* [WORK INSTRUCTIONS]: Reproduce all the lines below exactly and omit the images.
-- Start PROVIDED INFORMATION --
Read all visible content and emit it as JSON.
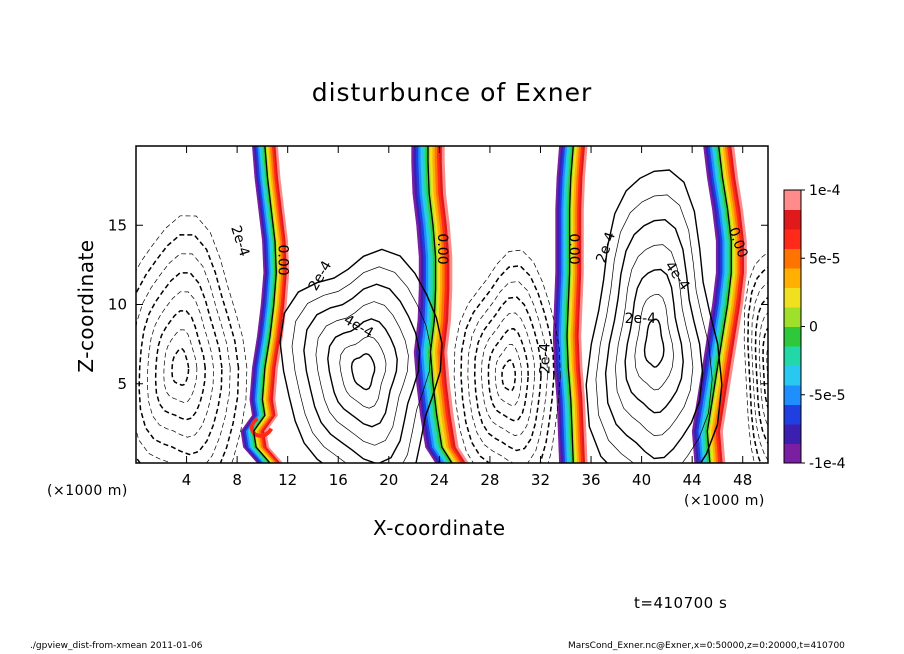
{
  "chart_data": {
    "type": "heatmap",
    "title": "disturbunce of Exner",
    "xlabel": "X-coordinate",
    "ylabel": "Z-coordinate",
    "x_unit": "(×1000 m)",
    "xlim": [
      0,
      50
    ],
    "ylim": [
      0,
      20
    ],
    "x_ticks": [
      "4",
      "8",
      "12",
      "16",
      "20",
      "24",
      "28",
      "32",
      "36",
      "40",
      "44",
      "48"
    ],
    "y_ticks": [
      "5",
      "10",
      "15"
    ],
    "colorbar": {
      "range": [
        -0.0001,
        0.0001
      ],
      "tick_labels": [
        "1e-4",
        "5e-5",
        "0",
        "-5e-5",
        "-1e-4"
      ],
      "colors": [
        "#7a1fa2",
        "#3b1fb0",
        "#1f3fe0",
        "#1f8fff",
        "#28c8f0",
        "#22d8a8",
        "#2ec83a",
        "#9ee02a",
        "#f0e020",
        "#ffb000",
        "#ff7400",
        "#ff2a1a",
        "#e01a1a",
        "#ff8b8b"
      ]
    },
    "contour_labels": [
      "2e-4",
      "0.00",
      "2e-4",
      "4e-4",
      "0.00",
      "2e-4",
      "0.00",
      "2e-4",
      "4e-4",
      "0.00",
      "2e-4"
    ],
    "features": {
      "zero_bands_x": [
        11,
        24,
        35,
        47
      ],
      "positive_cells_x": [
        18,
        41
      ],
      "negative_cells_x": [
        3.5,
        29.5
      ]
    }
  },
  "time_label": "t=410700 s",
  "footer_left": "./gpview_dist-from-xmean  2011-01-06",
  "footer_right": "MarsCond_Exner.nc@Exner,x=0:50000,z=0:20000,t=410700"
}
-- End PROVIDED INFORMATION --
* [EXERCISE ANSWER]:
Read all visible content and emit it as JSON.
{
  "chart_data": {
    "type": "heatmap",
    "title": "disturbunce of Exner",
    "xlabel": "X-coordinate",
    "ylabel": "Z-coordinate",
    "x_unit": "(×1000 m)",
    "xlim": [
      0,
      50
    ],
    "ylim": [
      0,
      20
    ],
    "x_ticks": [
      "4",
      "8",
      "12",
      "16",
      "20",
      "24",
      "28",
      "32",
      "36",
      "40",
      "44",
      "48"
    ],
    "y_ticks": [
      "5",
      "10",
      "15"
    ],
    "colorbar": {
      "range": [
        -0.0001,
        0.0001
      ],
      "tick_labels": [
        "1e-4",
        "5e-5",
        "0",
        "-5e-5",
        "-1e-4"
      ],
      "colors": [
        "#7a1fa2",
        "#3b1fb0",
        "#1f3fe0",
        "#1f8fff",
        "#28c8f0",
        "#22d8a8",
        "#2ec83a",
        "#9ee02a",
        "#f0e020",
        "#ffb000",
        "#ff7400",
        "#ff2a1a",
        "#e01a1a",
        "#ff8b8b"
      ]
    },
    "contour_labels": [
      "2e-4",
      "0.00",
      "2e-4",
      "4e-4",
      "0.00",
      "2e-4",
      "0.00",
      "2e-4",
      "4e-4",
      "0.00",
      "2e-4"
    ],
    "features": {
      "zero_bands_x": [
        11,
        24,
        35,
        47
      ],
      "positive_cells_x": [
        18,
        41
      ],
      "negative_cells_x": [
        3.5,
        29.5
      ]
    }
  },
  "time_label": "t=410700 s",
  "footer_left": "./gpview_dist-from-xmean  2011-01-06",
  "footer_right": "MarsCond_Exner.nc@Exner,x=0:50000,z=0:20000,t=410700"
}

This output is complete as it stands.